RECORDS FOR THIS EXERCISE:
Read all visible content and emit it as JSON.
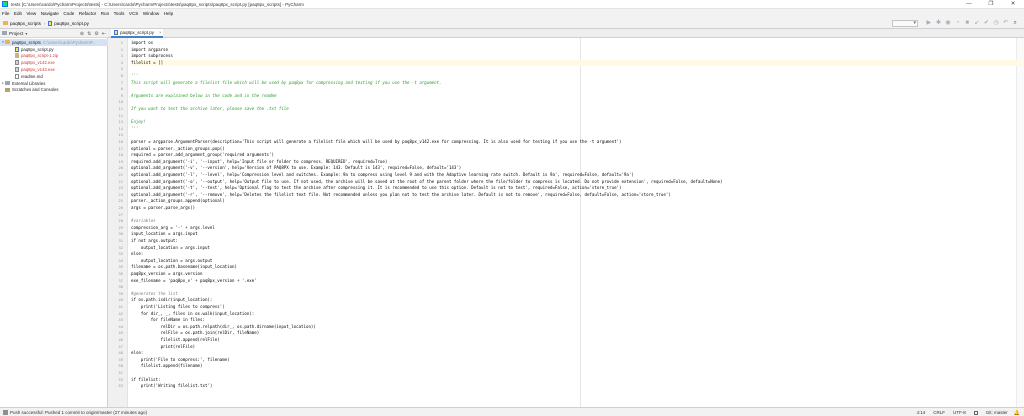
{
  "window": {
    "title": "tests [C:\\Users\\cardo\\PycharmProjects\\tests] - C:\\Users\\cardo\\PycharmProjects\\tests\\paq8px_scripts\\paq8px_script.py [paq8px_scripts] - PyCharm",
    "minimize_glyph": "—",
    "maximize_glyph": "❐",
    "close_glyph": "✕"
  },
  "menu": [
    "File",
    "Edit",
    "View",
    "Navigate",
    "Code",
    "Refactor",
    "Run",
    "Tools",
    "VCS",
    "Window",
    "Help"
  ],
  "breadcrumb": {
    "folder": "paq8px_scripts",
    "separator": "›",
    "file": "paq8px_script.py"
  },
  "toolbar": {
    "icons": [
      "run-icon",
      "debug-icon",
      "coverage-icon",
      "profile-icon",
      "stop-icon",
      "vcs-update-icon",
      "vcs-commit-icon",
      "history-icon",
      "revert-icon",
      "search-icon"
    ],
    "glyphs": [
      "▶",
      "✱",
      "◉",
      "◔",
      "■",
      "↙",
      "✔",
      "◷",
      "↶",
      "⌕"
    ]
  },
  "project_panel": {
    "label": "Project",
    "caret": "▾",
    "tools": [
      "⊕",
      "⇅",
      "⚙",
      "⇤"
    ],
    "tree": [
      {
        "arrow": "▾",
        "icon": "folder",
        "label": "paq8px_scripts",
        "hint": "C:\\Users\\cardo\\PycharmP...",
        "selected": true,
        "indent": 0
      },
      {
        "arrow": "",
        "icon": "py",
        "label": "paq8px_script.py",
        "hint": "",
        "selected": false,
        "indent": 1
      },
      {
        "arrow": "",
        "icon": "zip",
        "label": "paq8px_script-1.zip",
        "hint": "",
        "selected": false,
        "indent": 1,
        "red": true
      },
      {
        "arrow": "",
        "icon": "exe",
        "label": "paq8px_v142.exe",
        "hint": "",
        "selected": false,
        "indent": 1,
        "red": true
      },
      {
        "arrow": "",
        "icon": "exe",
        "label": "paq8px_v143.exe",
        "hint": "",
        "selected": false,
        "indent": 1,
        "red": true
      },
      {
        "arrow": "",
        "icon": "txt",
        "label": "readme.md",
        "hint": "",
        "selected": false,
        "indent": 1
      },
      {
        "arrow": "▸",
        "icon": "lib",
        "label": "External Libraries",
        "hint": "",
        "selected": false,
        "indent": 0
      },
      {
        "arrow": "",
        "icon": "scratch",
        "label": "Scratches and Consoles",
        "hint": "",
        "selected": false,
        "indent": 0
      }
    ]
  },
  "editor": {
    "tab_label": "paq8px_script.py",
    "tab_close": "×",
    "current_line": 4,
    "lines": [
      {
        "n": "1",
        "t": "import os",
        "k": "code"
      },
      {
        "n": "2",
        "t": "import argparse",
        "k": "code"
      },
      {
        "n": "3",
        "t": "import subprocess",
        "k": "code"
      },
      {
        "n": "4",
        "t": "filelist = []",
        "k": "code"
      },
      {
        "n": "5",
        "t": "",
        "k": "code"
      },
      {
        "n": "6",
        "t": "'''",
        "k": "doc"
      },
      {
        "n": "7",
        "t": "This script will generate a filelist file which will be used by paq8px for compressing and testing if you use the -t argument.",
        "k": "doc"
      },
      {
        "n": "8",
        "t": "",
        "k": "doc"
      },
      {
        "n": "9",
        "t": "Arguments are explained below in the code and in the readme",
        "k": "doc"
      },
      {
        "n": "10",
        "t": "",
        "k": "doc"
      },
      {
        "n": "11",
        "t": "If you want to test the archive later, please save the .txt file",
        "k": "doc"
      },
      {
        "n": "12",
        "t": "",
        "k": "doc"
      },
      {
        "n": "13",
        "t": "Enjoy!",
        "k": "doc"
      },
      {
        "n": "14",
        "t": "'''",
        "k": "doc"
      },
      {
        "n": "15",
        "t": "",
        "k": "code"
      },
      {
        "n": "16",
        "t": "parser = argparse.ArgumentParser(description='This script will generate a filelist file which will be used by paq8px_v142.exe for compressing. It is also used for testing if you use the -t argument')",
        "k": "code"
      },
      {
        "n": "17",
        "t": "optional = parser._action_groups.pop()",
        "k": "code"
      },
      {
        "n": "18",
        "t": "required = parser.add_argument_group('required arguments')",
        "k": "code"
      },
      {
        "n": "19",
        "t": "required.add_argument('-i', '--input', help='Input file or folder to compress. REQUIRED', required=True)",
        "k": "code"
      },
      {
        "n": "20",
        "t": "optional.add_argument('-v', '--version', help='Version of PAQ8PX to use. Example: 143. Default is 143', required=False, default='143')",
        "k": "code"
      },
      {
        "n": "21",
        "t": "optional.add_argument('-l', '--level', help='Compression level and switches. Example: 9a to compress using level 9 and with the Adaptive learning rate switch. Default is 9a', required=False, default='9a')",
        "k": "code"
      },
      {
        "n": "22",
        "t": "optional.add_argument('-o', '--output', help='Output file to use. If not used, the archive will be saved at the root of the parent folder where the file/folder to compress is located. Do not provide extension', required=False, default=None)",
        "k": "code"
      },
      {
        "n": "23",
        "t": "optional.add_argument('-t', '--test', help='Optional flag to test the archive after compressing it. It is recommended to use this option. Default is not to test', required=False, action='store_true')",
        "k": "code"
      },
      {
        "n": "24",
        "t": "optional.add_argument('-r', '--remove', help='Deletes the filelist text file. Not recommended unless you plan not to test the archive later. Default is not to remove', required=False, default=False, action='store_true')",
        "k": "code"
      },
      {
        "n": "25",
        "t": "parser._action_groups.append(optional)",
        "k": "code"
      },
      {
        "n": "26",
        "t": "args = parser.parse_args()",
        "k": "code"
      },
      {
        "n": "27",
        "t": "",
        "k": "code"
      },
      {
        "n": "28",
        "t": "#variables",
        "k": "comment"
      },
      {
        "n": "29",
        "t": "compression_arg = '-' + args.level",
        "k": "code"
      },
      {
        "n": "30",
        "t": "input_location = args.input",
        "k": "code"
      },
      {
        "n": "31",
        "t": "if not args.output:",
        "k": "code"
      },
      {
        "n": "32",
        "t": "    output_location = args.input",
        "k": "code"
      },
      {
        "n": "33",
        "t": "else:",
        "k": "code"
      },
      {
        "n": "34",
        "t": "    output_location = args.output",
        "k": "code"
      },
      {
        "n": "35",
        "t": "filename = os.path.basename(input_location)",
        "k": "code"
      },
      {
        "n": "36",
        "t": "paq8px_version = args.version",
        "k": "code"
      },
      {
        "n": "37",
        "t": "exe_filename = 'paq8px_v' + paq8px_version + '.exe'",
        "k": "code"
      },
      {
        "n": "38",
        "t": "",
        "k": "code"
      },
      {
        "n": "39",
        "t": "#generates the list",
        "k": "comment"
      },
      {
        "n": "40",
        "t": "if os.path.isdir(input_location):",
        "k": "code"
      },
      {
        "n": "41",
        "t": "    print('Listing files to compress')",
        "k": "code"
      },
      {
        "n": "42",
        "t": "    for dir_, _, files in os.walk(input_location):",
        "k": "code"
      },
      {
        "n": "43",
        "t": "        for fileName in files:",
        "k": "code"
      },
      {
        "n": "44",
        "t": "            relDir = os.path.relpath(dir_, os.path.dirname(input_location))",
        "k": "code"
      },
      {
        "n": "45",
        "t": "            relFile = os.path.join(relDir, fileName)",
        "k": "code"
      },
      {
        "n": "46",
        "t": "            filelist.append(relFile)",
        "k": "code"
      },
      {
        "n": "47",
        "t": "            print(relFile)",
        "k": "code"
      },
      {
        "n": "48",
        "t": "else:",
        "k": "code"
      },
      {
        "n": "49",
        "t": "    print('File to compress:', filename)",
        "k": "code"
      },
      {
        "n": "50",
        "t": "    filelist.append(filename)",
        "k": "code"
      },
      {
        "n": "51",
        "t": "",
        "k": "code"
      },
      {
        "n": "52",
        "t": "if filelist:",
        "k": "code"
      },
      {
        "n": "53",
        "t": "    print('Writing filelist.txt')",
        "k": "code"
      }
    ]
  },
  "status": {
    "message": "Push successful: Pushed 1 commit to origin/master (27 minutes ago)",
    "position": "4:14",
    "line_sep": "CRLF",
    "encoding": "UTF-8",
    "branch": "Git: master",
    "bell": "🔔"
  },
  "colors": {
    "accent": "#4083c9",
    "current_line": "#fffae3",
    "selection": "#d5e1f5"
  }
}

REQUIRED TASK: Copy each line above where the string "Example" occurs.

RESPONSE:
        "t": "optional.add_argument('-v', '--version', help='Version of PAQ8PX to use. Example: 143. Default is 143', required=False, default='143')",
        "t": "optional.add_argument('-l', '--level', help='Compression level and switches. Example: 9a to compress using level 9 and with the Adaptive learning rate switch. Default is 9a', required=False, default='9a')",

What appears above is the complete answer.